**Data to use:**
□ □ □

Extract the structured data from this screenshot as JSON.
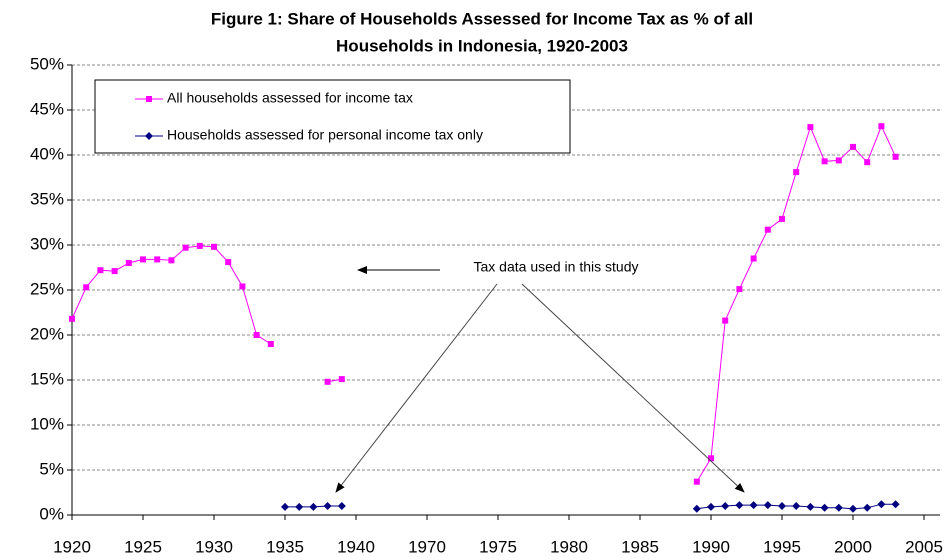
{
  "chart_data": {
    "type": "line",
    "title": [
      "Figure 1: Share of Households Assessed for Income Tax as % of all",
      "Households in Indonesia, 1920-2003"
    ],
    "categories": [
      "1920",
      null,
      null,
      null,
      null,
      "1925",
      null,
      null,
      null,
      null,
      "1930",
      null,
      null,
      null,
      null,
      "1935",
      null,
      null,
      null,
      null,
      "1940",
      null,
      null,
      null,
      null,
      "1970",
      null,
      null,
      null,
      null,
      "1975",
      null,
      null,
      null,
      null,
      "1980",
      null,
      null,
      null,
      null,
      "1985",
      null,
      null,
      null,
      null,
      "1990",
      null,
      null,
      null,
      null,
      "1995",
      null,
      null,
      null,
      null,
      "2000",
      null,
      null,
      null,
      null,
      "2005"
    ],
    "series": [
      {
        "name": "All households assessed for income tax",
        "color": "#ff00ff",
        "marker": "square",
        "values": [
          21.8,
          25.3,
          27.2,
          27.1,
          28.0,
          28.4,
          28.4,
          28.3,
          29.7,
          29.9,
          29.8,
          28.1,
          25.4,
          20.0,
          19.0,
          null,
          null,
          null,
          14.8,
          15.1,
          null,
          null,
          null,
          null,
          null,
          null,
          null,
          null,
          null,
          null,
          null,
          null,
          null,
          null,
          null,
          null,
          null,
          null,
          null,
          null,
          null,
          null,
          null,
          null,
          3.7,
          6.3,
          21.6,
          25.1,
          28.5,
          31.7,
          32.9,
          38.1,
          43.1,
          39.3,
          39.4,
          40.9,
          39.2,
          43.2,
          39.8,
          null,
          null
        ]
      },
      {
        "name": "Households assessed for personal income tax only",
        "color": "#000080",
        "marker": "diamond",
        "values": [
          null,
          null,
          null,
          null,
          null,
          null,
          null,
          null,
          null,
          null,
          null,
          null,
          null,
          null,
          null,
          0.9,
          0.9,
          0.9,
          1.0,
          1.0,
          null,
          null,
          null,
          null,
          null,
          null,
          null,
          null,
          null,
          null,
          null,
          null,
          null,
          null,
          null,
          null,
          null,
          null,
          null,
          null,
          null,
          null,
          null,
          null,
          0.7,
          0.9,
          1.0,
          1.1,
          1.1,
          1.1,
          1.0,
          1.0,
          0.9,
          0.8,
          0.8,
          0.7,
          0.8,
          1.2,
          1.2,
          null,
          null
        ]
      }
    ],
    "annotation": "Tax data used in this study",
    "ylim": [
      0,
      50
    ],
    "yticks": [
      {
        "value": 0,
        "label": "0%"
      },
      {
        "value": 5,
        "label": "5%"
      },
      {
        "value": 10,
        "label": "10%"
      },
      {
        "value": 15,
        "label": "15%"
      },
      {
        "value": 20,
        "label": "20%"
      },
      {
        "value": 25,
        "label": "25%"
      },
      {
        "value": 30,
        "label": "30%"
      },
      {
        "value": 35,
        "label": "35%"
      },
      {
        "value": 40,
        "label": "40%"
      },
      {
        "value": 45,
        "label": "45%"
      },
      {
        "value": 50,
        "label": "50%"
      }
    ],
    "grid": true
  }
}
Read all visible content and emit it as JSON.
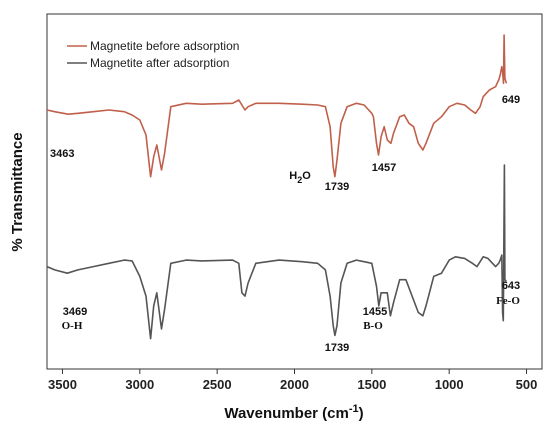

□ □ □

**Instructions to follow:** Keep the pictures out of your copy, and repeat every entry above exactly.

**Completed task:**
Extract the structured data from this screenshot as JSON.
{
  "chart_data": {
    "type": "line",
    "title": [
      "Figure 1: Share of Households Assessed for Income Tax as % of all",
      "Households in Indonesia, 1920-2003"
    ],
    "categories": [
      "1920",
      null,
      null,
      null,
      null,
      "1925",
      null,
      null,
      null,
      null,
      "1930",
      null,
      null,
      null,
      null,
      "1935",
      null,
      null,
      null,
      null,
      "1940",
      null,
      null,
      null,
      null,
      "1970",
      null,
      null,
      null,
      null,
      "1975",
      null,
      null,
      null,
      null,
      "1980",
      null,
      null,
      null,
      null,
      "1985",
      null,
      null,
      null,
      null,
      "1990",
      null,
      null,
      null,
      null,
      "1995",
      null,
      null,
      null,
      null,
      "2000",
      null,
      null,
      null,
      null,
      "2005"
    ],
    "series": [
      {
        "name": "All households assessed for income tax",
        "color": "#ff00ff",
        "marker": "square",
        "values": [
          21.8,
          25.3,
          27.2,
          27.1,
          28.0,
          28.4,
          28.4,
          28.3,
          29.7,
          29.9,
          29.8,
          28.1,
          25.4,
          20.0,
          19.0,
          null,
          null,
          null,
          14.8,
          15.1,
          null,
          null,
          null,
          null,
          null,
          null,
          null,
          null,
          null,
          null,
          null,
          null,
          null,
          null,
          null,
          null,
          null,
          null,
          null,
          null,
          null,
          null,
          null,
          null,
          3.7,
          6.3,
          21.6,
          25.1,
          28.5,
          31.7,
          32.9,
          38.1,
          43.1,
          39.3,
          39.4,
          40.9,
          39.2,
          43.2,
          39.8,
          null,
          null
        ]
      },
      {
        "name": "Households assessed for personal income tax only",
        "color": "#000080",
        "marker": "diamond",
        "values": [
          null,
          null,
          null,
          null,
          null,
          null,
          null,
          null,
          null,
          null,
          null,
          null,
          null,
          null,
          null,
          0.9,
          0.9,
          0.9,
          1.0,
          1.0,
          null,
          null,
          null,
          null,
          null,
          null,
          null,
          null,
          null,
          null,
          null,
          null,
          null,
          null,
          null,
          null,
          null,
          null,
          null,
          null,
          null,
          null,
          null,
          null,
          0.7,
          0.9,
          1.0,
          1.1,
          1.1,
          1.1,
          1.0,
          1.0,
          0.9,
          0.8,
          0.8,
          0.7,
          0.8,
          1.2,
          1.2,
          null,
          null
        ]
      }
    ],
    "annotation": "Tax data used in this study",
    "ylim": [
      0,
      50
    ],
    "yticks": [
      {
        "value": 0,
        "label": "0%"
      },
      {
        "value": 5,
        "label": "5%"
      },
      {
        "value": 10,
        "label": "10%"
      },
      {
        "value": 15,
        "label": "15%"
      },
      {
        "value": 20,
        "label": "20%"
      },
      {
        "value": 25,
        "label": "25%"
      },
      {
        "value": 30,
        "label": "30%"
      },
      {
        "value": 35,
        "label": "35%"
      },
      {
        "value": 40,
        "label": "40%"
      },
      {
        "value": 45,
        "label": "45%"
      },
      {
        "value": 50,
        "label": "50%"
      }
    ],
    "grid": true
  }
}
Read all visible content and emit it as JSON.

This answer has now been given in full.